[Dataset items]
[Begin]

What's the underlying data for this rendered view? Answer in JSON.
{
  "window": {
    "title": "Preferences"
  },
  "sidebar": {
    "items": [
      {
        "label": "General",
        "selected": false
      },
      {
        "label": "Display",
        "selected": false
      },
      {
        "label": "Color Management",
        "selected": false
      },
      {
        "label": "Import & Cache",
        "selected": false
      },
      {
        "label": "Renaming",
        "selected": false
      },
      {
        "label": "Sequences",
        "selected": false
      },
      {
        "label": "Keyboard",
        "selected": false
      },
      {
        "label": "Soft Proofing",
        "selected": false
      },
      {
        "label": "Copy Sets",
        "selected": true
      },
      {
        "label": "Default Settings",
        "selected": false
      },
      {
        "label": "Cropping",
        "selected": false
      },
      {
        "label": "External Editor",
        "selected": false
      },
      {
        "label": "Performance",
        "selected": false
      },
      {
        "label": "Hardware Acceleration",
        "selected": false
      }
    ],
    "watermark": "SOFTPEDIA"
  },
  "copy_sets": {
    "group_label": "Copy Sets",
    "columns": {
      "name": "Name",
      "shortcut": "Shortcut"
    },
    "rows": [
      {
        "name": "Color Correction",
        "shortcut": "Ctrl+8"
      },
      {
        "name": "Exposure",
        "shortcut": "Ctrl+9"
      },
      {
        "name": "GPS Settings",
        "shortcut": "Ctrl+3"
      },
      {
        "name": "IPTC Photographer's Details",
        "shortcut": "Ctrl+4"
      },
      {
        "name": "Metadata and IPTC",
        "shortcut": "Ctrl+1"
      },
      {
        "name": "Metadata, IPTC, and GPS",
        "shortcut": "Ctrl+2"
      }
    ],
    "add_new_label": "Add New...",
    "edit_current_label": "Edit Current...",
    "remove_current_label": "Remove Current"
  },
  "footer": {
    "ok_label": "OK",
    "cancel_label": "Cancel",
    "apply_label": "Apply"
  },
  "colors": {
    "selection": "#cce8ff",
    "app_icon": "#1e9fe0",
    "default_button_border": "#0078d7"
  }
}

[End]

## Objective
Find the word "Metadata" in the entries, and copy every line it shows up in.

## Task solution
        "name": "Metadata and IPTC",
        "name": "Metadata, IPTC, and GPS",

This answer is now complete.